_Tugas Kerja A_: Sebutkan semua nama kota, orang, lembaga, dan partai politik yang tercantum dalam berita tentang penundaan Pemilu 2024.
_Tugas Kerja B_: Berdasarkan berita tentang penundaan Pemilu 2024, jelaskan alasan Ardian Sopa menilai manuver penundaan pemilu dan penambahan masa jabatan presiden tiga periode harus dihentikan.
_Tugas Kerja C_:
Jawablah pertanyaan berikut berdasarkan berita tentang penundaan Pemilu 2024.
(i) Di lembaga mana Ardian Sopa bekerja sebagai peneliti?
(ii) Pada hari dan tanggal berapa, serta dalam forum apa, Ardian menyampaikan pernyataannya?
(iii) Berapa persentase responden yang menolak penambahan masa jabatan presiden?

_Teks untuk Analisis_:
=======

Bagikan:

JAKARTA - Peneliti Lingkaran Survei Indonesia (LSI) Denny JA, Ardian Sopa meminta Presiden Joko Widodo (Jokowi) bersikap terhadap isu penundaan Pemilihan Umum (Pemilu) 2024. Jokowi dinilai harus bersikap tegas seperti partainya, PDI Perjuangan.

"Jokowi perlu mengikuti ketegasan partainya sendiri, PDIP yang secara keras dan tegas menolak penundaan pemilu dan penambahan masa jabatan presiden tiga periode," kata Ardian dalam konferensi pers secara daring, Kamis, 10 Maret.

Tak hanya itu, manuver penundaan pemilu dan penambahan masa jabatan presiden tiga periode harus dihentikan. Ardian menilai isu ini sebenarnya tak ada urgensinya untuk dihembuskan saat ini.

Apalagi, dari hasil survei, publik menentang penundaan pemilu dan penambahan masa jabatan presiden. Ardian mengatakan responden yang menentang penundaan pemilu, persentasenya mencapai 68,5 persen sedangkan yang menolak penambahan masa jabatan mencapai 70,3 persen.

=======

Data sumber
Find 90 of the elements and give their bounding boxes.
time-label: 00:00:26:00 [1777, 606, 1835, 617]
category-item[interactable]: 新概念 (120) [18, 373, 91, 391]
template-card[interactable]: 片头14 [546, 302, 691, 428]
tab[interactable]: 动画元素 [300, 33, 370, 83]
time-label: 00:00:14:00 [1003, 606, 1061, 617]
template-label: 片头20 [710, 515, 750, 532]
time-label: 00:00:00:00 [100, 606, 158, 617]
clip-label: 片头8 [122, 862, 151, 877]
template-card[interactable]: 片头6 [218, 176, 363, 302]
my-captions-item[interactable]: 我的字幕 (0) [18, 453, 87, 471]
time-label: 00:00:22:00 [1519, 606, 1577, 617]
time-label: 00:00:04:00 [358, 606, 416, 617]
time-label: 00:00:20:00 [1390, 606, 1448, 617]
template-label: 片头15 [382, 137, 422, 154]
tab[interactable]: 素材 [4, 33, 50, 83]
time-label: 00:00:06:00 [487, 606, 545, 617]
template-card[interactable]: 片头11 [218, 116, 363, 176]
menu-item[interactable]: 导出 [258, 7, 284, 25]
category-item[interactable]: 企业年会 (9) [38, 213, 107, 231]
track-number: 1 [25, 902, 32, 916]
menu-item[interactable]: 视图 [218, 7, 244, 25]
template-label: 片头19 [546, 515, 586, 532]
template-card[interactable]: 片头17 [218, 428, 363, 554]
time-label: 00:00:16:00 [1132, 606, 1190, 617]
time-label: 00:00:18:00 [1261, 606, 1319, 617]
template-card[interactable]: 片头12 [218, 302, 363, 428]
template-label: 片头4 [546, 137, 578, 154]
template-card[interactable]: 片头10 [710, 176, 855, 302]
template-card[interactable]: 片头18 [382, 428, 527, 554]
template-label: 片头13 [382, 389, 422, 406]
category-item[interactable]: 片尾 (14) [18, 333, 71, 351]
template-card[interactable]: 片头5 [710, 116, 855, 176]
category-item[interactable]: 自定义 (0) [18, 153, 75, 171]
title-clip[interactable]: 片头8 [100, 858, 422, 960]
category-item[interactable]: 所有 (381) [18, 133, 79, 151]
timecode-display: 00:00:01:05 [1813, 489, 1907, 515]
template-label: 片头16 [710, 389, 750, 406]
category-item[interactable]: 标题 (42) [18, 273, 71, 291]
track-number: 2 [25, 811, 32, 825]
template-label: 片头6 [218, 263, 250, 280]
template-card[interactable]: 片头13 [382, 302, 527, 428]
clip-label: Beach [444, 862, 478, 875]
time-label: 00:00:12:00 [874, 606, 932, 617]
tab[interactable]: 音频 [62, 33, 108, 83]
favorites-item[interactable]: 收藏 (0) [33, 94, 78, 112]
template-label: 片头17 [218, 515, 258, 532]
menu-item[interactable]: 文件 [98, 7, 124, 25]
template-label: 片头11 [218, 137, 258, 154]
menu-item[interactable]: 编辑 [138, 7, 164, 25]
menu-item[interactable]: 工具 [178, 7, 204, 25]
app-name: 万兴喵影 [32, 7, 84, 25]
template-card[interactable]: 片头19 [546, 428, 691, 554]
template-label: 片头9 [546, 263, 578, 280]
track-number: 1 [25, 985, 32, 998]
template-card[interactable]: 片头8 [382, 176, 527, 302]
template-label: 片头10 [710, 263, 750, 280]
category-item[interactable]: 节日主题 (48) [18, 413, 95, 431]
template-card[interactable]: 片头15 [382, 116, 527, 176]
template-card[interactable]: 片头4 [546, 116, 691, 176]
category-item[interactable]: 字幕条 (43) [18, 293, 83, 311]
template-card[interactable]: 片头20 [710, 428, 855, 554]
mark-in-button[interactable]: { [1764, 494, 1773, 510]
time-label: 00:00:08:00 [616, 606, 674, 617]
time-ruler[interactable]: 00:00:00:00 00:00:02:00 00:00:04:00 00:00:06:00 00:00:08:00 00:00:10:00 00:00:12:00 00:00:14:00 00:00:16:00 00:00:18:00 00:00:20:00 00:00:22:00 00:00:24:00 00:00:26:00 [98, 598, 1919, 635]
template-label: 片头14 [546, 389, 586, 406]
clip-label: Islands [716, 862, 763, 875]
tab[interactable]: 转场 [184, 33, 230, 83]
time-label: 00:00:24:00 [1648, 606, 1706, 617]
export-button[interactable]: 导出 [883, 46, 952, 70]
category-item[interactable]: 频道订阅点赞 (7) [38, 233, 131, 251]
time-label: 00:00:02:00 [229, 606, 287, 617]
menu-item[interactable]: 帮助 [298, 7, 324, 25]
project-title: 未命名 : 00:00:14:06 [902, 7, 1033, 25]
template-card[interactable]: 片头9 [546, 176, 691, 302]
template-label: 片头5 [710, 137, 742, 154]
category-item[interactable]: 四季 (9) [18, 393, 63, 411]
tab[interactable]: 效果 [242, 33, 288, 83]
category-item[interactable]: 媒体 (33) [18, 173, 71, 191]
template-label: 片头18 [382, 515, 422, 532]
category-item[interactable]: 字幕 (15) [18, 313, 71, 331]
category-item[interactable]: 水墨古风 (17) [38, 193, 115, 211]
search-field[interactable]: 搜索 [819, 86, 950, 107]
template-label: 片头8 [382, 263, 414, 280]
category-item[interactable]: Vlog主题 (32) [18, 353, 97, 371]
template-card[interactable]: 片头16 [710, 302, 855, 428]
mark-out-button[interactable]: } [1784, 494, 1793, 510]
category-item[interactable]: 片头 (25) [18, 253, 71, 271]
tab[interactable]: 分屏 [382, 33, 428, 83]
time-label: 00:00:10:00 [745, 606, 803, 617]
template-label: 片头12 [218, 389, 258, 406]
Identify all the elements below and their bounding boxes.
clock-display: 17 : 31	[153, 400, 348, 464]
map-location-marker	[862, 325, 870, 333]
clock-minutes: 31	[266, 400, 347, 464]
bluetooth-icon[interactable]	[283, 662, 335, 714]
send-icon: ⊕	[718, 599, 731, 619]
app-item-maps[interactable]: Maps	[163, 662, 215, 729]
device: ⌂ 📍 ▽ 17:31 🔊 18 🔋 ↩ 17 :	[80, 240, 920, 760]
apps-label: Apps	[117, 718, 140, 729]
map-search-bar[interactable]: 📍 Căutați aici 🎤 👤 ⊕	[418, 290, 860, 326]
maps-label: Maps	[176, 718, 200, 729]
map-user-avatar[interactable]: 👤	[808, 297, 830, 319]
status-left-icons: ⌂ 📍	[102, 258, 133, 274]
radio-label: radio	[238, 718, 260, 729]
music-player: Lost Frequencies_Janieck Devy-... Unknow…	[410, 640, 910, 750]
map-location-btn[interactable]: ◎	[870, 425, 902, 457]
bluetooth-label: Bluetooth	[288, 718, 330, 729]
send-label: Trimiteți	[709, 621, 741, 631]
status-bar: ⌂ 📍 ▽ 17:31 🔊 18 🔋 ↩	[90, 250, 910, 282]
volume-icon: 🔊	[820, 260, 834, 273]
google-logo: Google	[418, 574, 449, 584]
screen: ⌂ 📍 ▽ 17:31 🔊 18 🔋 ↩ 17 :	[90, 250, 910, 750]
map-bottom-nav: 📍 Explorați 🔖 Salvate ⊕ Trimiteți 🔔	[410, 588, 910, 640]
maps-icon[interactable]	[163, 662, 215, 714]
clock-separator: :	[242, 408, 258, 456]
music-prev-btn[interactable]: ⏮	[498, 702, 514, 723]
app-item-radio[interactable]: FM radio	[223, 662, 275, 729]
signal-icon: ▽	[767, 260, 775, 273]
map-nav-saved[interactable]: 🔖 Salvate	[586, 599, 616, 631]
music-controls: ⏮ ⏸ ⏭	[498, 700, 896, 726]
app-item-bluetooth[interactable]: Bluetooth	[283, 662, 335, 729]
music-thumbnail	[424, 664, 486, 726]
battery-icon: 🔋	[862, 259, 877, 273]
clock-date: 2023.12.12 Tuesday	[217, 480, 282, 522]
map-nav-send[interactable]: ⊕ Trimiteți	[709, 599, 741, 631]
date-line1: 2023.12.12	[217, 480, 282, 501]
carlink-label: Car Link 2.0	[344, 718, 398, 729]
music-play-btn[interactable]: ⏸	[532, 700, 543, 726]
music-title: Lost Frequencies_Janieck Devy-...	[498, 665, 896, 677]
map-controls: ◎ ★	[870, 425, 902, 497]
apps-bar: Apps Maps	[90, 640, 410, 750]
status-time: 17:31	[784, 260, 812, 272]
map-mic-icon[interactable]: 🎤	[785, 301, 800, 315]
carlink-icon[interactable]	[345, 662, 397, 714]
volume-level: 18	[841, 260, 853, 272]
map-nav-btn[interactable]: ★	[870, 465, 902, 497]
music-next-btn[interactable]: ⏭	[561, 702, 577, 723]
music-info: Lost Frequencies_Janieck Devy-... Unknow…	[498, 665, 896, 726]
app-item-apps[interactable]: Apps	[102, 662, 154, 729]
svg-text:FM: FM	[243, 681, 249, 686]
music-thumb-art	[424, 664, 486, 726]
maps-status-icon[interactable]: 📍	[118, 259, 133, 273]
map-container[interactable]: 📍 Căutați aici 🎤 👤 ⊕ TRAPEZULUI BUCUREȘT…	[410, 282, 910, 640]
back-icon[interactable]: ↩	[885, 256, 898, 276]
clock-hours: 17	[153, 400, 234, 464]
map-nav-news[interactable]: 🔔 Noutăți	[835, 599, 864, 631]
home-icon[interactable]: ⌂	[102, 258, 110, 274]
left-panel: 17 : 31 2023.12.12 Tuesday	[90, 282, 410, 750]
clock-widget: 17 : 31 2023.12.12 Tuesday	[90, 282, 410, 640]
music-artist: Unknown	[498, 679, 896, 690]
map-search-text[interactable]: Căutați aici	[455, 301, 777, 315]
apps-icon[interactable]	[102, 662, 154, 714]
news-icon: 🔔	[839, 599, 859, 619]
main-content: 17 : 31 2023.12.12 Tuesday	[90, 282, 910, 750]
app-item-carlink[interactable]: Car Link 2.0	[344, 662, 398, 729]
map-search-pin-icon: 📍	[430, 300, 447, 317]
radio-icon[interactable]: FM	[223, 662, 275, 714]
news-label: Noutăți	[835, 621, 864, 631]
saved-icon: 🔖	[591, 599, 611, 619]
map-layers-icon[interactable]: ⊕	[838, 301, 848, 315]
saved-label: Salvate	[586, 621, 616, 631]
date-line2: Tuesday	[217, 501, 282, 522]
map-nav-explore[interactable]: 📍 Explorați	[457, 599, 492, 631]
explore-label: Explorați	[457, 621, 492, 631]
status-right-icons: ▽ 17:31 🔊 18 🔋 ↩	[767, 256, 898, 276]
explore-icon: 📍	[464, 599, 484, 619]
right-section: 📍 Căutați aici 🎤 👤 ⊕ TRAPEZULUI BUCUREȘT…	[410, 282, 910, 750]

=======

_Jawaban A_:
- Jakarta
- Lingkaran Survei Indonesia (LSI) Denny JA
- Ardian Sopa
- Joko Widodo (Jokowi)
- PDI Perjuangan (PDIP)

_Jawaban B_: Menurut Ardian Sopa, isu tersebut tidak memiliki urgensi untuk dihembuskan saat ini. Selain itu, hasil survei menunjukkan bahwa publik menentangnya. Sebanyak 68,5 persen responden menentang penundaan pemilu, dan 70,3 persen menolak penambahan masa jabatan.

_Jawaban C_:
(i) Lingkaran Survei Indonesia (LSI) Denny JA.
(ii) Kamis, 10 Maret, dalam konferensi pers secara daring.
(iii) 70,3 persen.